Annotated element listings:
────────
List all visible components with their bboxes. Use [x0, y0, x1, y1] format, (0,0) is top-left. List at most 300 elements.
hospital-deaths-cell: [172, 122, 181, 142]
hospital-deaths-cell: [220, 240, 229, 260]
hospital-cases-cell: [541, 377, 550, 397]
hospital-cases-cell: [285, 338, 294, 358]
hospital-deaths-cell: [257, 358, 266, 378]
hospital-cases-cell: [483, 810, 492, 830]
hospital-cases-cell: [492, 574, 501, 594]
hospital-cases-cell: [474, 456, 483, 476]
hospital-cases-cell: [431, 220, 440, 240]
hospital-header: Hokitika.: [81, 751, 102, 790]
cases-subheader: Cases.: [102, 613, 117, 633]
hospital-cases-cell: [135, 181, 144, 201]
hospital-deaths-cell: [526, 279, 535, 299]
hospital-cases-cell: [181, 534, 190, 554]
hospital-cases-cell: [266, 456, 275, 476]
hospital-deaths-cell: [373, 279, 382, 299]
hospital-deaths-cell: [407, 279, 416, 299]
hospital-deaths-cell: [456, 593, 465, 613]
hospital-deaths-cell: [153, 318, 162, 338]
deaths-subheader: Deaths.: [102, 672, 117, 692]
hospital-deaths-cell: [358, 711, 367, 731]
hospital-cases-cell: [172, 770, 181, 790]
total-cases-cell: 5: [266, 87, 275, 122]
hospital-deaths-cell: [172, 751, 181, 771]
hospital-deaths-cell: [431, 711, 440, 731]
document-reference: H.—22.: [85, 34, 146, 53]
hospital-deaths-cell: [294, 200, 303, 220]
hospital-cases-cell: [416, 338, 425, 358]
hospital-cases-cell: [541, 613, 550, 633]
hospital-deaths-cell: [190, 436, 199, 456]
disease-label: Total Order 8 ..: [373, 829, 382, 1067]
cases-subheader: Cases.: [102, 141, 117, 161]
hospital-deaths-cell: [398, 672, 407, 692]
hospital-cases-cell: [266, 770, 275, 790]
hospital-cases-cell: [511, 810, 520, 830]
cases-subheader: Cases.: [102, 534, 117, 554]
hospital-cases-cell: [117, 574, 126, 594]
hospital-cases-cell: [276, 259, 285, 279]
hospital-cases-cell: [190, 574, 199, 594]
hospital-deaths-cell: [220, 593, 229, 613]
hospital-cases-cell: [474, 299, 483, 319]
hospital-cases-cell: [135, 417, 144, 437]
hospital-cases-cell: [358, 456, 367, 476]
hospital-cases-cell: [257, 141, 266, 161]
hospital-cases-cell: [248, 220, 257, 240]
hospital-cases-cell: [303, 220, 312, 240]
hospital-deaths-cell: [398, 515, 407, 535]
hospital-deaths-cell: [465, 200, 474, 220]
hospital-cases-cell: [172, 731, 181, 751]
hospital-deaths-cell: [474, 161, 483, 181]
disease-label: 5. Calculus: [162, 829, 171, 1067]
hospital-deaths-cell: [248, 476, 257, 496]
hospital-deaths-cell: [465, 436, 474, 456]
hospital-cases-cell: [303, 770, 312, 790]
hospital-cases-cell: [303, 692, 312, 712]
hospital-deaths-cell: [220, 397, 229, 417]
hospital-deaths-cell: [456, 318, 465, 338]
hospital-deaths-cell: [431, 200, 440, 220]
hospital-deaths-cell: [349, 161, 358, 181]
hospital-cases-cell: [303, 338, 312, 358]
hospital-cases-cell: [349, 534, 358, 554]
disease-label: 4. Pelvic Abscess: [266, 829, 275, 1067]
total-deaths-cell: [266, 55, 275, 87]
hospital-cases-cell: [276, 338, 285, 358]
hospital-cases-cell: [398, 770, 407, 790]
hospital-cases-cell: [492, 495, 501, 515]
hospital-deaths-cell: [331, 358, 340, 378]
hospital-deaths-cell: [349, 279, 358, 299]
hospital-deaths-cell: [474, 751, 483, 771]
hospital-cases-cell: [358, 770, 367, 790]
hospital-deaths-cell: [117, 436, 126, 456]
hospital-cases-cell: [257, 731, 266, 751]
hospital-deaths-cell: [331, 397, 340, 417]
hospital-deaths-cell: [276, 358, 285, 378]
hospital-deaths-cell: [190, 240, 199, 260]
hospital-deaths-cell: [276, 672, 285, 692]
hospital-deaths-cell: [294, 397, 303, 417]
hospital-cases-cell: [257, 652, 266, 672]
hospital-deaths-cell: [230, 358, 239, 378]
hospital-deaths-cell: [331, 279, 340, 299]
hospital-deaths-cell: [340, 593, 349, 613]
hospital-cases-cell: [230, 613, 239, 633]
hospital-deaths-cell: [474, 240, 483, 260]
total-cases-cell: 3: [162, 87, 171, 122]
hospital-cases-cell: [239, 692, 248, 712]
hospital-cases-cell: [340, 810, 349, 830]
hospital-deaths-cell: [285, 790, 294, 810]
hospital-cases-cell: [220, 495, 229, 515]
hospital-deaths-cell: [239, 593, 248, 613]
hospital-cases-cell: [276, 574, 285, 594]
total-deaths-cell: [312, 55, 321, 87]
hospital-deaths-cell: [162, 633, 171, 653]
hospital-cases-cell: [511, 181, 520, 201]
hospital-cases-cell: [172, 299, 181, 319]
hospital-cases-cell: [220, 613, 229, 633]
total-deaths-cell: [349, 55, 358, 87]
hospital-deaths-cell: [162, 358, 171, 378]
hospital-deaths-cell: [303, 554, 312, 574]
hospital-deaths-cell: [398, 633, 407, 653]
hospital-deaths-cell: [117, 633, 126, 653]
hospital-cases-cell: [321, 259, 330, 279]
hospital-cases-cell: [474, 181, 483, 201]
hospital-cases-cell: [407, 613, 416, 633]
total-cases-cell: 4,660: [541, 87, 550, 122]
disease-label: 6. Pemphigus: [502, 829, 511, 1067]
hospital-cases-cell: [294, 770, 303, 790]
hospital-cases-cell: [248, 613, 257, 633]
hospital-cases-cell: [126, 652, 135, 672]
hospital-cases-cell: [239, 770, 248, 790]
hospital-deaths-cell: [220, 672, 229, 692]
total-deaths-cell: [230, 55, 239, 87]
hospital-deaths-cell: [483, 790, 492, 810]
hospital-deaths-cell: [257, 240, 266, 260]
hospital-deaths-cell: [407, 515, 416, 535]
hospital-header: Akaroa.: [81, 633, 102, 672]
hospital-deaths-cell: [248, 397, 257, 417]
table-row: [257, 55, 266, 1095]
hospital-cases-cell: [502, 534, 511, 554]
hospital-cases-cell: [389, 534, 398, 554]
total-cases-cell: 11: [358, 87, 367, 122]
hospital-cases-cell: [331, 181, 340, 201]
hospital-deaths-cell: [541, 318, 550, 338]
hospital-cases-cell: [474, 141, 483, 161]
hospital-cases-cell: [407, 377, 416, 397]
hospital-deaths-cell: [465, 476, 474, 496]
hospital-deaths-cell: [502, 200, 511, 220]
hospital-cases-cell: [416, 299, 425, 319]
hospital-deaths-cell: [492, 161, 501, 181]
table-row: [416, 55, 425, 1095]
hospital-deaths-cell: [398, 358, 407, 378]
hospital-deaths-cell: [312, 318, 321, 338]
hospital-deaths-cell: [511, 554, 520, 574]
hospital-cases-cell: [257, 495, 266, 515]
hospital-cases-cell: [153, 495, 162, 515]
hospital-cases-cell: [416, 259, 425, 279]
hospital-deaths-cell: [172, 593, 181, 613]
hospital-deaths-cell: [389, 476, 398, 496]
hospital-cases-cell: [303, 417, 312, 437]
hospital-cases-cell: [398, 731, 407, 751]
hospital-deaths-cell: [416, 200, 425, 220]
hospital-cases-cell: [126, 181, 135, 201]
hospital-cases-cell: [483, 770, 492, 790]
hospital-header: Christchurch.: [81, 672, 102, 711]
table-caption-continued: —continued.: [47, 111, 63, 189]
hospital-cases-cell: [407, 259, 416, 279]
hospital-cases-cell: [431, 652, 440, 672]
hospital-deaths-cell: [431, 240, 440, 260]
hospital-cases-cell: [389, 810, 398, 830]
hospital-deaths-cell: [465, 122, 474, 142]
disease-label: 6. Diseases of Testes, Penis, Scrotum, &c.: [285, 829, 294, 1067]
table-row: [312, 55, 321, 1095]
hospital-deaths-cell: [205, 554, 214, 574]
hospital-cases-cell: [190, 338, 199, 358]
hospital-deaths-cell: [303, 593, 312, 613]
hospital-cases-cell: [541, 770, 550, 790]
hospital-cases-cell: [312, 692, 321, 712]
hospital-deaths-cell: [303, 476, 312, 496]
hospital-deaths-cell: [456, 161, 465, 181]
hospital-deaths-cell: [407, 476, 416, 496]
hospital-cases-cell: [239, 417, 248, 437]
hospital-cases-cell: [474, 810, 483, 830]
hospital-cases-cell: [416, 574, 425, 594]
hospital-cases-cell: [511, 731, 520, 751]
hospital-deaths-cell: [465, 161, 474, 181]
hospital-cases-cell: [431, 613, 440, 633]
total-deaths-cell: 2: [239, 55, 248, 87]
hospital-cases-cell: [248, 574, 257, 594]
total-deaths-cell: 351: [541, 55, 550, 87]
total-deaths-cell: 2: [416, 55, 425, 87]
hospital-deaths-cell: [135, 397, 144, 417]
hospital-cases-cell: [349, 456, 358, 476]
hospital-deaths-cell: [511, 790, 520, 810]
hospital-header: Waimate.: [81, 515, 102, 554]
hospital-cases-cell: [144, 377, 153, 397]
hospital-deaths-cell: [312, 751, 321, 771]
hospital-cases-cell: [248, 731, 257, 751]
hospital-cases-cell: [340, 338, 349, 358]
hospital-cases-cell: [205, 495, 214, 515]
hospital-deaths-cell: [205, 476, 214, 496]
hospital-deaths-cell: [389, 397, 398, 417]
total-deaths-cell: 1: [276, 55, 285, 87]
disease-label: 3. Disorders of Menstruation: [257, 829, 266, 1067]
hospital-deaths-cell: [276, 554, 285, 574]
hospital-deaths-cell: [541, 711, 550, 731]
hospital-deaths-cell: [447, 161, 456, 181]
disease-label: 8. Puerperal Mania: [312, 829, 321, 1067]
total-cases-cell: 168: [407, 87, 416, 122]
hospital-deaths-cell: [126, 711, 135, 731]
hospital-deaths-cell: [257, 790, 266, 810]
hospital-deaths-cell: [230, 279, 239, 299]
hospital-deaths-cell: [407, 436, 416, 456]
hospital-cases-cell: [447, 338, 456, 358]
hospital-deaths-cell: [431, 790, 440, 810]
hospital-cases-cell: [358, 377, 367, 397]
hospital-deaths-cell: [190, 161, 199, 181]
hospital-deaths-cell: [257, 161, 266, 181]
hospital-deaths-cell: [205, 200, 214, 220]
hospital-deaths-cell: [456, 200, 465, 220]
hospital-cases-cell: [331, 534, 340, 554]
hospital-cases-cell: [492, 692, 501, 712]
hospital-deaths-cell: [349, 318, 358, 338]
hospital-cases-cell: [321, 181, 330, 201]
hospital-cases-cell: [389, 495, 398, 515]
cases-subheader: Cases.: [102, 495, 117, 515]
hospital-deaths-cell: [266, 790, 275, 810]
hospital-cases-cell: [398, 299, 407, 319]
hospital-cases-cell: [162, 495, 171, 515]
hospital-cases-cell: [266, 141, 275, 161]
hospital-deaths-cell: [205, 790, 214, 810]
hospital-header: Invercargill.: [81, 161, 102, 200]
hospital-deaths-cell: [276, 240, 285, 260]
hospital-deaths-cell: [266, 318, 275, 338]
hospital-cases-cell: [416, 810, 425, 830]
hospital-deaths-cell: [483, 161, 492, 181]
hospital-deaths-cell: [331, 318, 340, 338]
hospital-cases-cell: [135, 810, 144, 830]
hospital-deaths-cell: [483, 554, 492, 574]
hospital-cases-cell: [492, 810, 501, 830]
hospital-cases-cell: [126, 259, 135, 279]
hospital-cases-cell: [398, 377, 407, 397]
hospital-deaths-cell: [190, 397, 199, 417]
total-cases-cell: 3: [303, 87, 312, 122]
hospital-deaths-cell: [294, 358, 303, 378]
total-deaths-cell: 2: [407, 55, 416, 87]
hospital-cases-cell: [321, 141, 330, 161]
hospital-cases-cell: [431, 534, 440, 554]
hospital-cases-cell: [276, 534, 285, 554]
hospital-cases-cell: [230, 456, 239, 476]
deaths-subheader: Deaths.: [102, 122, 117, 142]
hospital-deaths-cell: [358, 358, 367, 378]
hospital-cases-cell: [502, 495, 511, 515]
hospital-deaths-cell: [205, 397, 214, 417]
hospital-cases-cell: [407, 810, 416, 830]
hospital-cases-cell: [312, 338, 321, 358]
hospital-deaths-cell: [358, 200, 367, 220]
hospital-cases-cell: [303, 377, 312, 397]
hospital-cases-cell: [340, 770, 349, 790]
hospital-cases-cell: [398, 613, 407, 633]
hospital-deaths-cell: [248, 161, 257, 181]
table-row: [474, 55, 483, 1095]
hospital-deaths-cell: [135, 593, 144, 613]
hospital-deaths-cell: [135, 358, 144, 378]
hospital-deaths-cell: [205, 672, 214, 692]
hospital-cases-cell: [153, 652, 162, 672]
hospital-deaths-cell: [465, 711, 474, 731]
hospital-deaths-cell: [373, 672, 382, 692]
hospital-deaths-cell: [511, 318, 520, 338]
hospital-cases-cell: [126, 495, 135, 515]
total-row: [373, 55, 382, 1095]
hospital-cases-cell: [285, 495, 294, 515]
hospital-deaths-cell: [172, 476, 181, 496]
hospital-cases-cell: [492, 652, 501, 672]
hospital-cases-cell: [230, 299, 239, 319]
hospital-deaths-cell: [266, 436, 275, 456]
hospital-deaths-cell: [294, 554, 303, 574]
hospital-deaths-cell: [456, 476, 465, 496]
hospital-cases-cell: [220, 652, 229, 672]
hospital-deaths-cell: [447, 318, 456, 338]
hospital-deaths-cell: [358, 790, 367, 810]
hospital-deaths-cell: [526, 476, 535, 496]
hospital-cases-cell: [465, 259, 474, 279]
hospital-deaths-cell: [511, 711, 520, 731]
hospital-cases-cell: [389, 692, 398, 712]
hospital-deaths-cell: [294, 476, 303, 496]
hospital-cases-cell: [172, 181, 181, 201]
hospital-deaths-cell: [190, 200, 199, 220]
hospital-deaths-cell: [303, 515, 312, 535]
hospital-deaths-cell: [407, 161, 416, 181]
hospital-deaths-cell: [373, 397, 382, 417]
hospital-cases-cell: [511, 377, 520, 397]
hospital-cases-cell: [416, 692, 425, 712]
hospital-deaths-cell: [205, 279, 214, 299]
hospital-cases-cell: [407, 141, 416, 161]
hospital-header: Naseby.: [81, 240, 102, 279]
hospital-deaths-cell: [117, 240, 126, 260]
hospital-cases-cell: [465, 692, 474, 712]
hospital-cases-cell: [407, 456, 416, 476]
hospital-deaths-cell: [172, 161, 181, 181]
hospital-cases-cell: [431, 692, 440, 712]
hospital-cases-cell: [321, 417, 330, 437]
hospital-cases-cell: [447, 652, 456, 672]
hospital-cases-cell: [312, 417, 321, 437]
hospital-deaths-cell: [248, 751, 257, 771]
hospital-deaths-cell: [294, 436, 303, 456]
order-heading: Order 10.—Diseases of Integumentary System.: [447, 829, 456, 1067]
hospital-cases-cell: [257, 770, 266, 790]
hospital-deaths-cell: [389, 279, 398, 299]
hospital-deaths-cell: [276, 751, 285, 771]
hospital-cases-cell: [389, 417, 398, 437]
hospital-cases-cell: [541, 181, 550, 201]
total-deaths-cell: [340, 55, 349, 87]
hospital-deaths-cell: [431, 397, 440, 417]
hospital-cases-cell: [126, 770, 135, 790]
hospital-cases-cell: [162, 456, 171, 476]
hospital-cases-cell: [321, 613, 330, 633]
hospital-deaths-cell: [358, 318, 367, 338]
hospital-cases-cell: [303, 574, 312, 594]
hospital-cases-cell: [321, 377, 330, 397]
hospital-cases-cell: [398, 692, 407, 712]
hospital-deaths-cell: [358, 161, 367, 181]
────────
To be done
Please copy the items from their first line up to and including the line with "hospital-cases-cell: [474, 456, 483, 476]", swapping "bboxes" for "bounding boxes" and changing nothing else.

Solution
List all visible components with their bounding boxes. Use [x0, y0, x1, y1] format, (0,0) is top-left. List at most 300 elements.
hospital-deaths-cell: [172, 122, 181, 142]
hospital-deaths-cell: [220, 240, 229, 260]
hospital-cases-cell: [541, 377, 550, 397]
hospital-cases-cell: [285, 338, 294, 358]
hospital-deaths-cell: [257, 358, 266, 378]
hospital-cases-cell: [483, 810, 492, 830]
hospital-cases-cell: [492, 574, 501, 594]
hospital-cases-cell: [474, 456, 483, 476]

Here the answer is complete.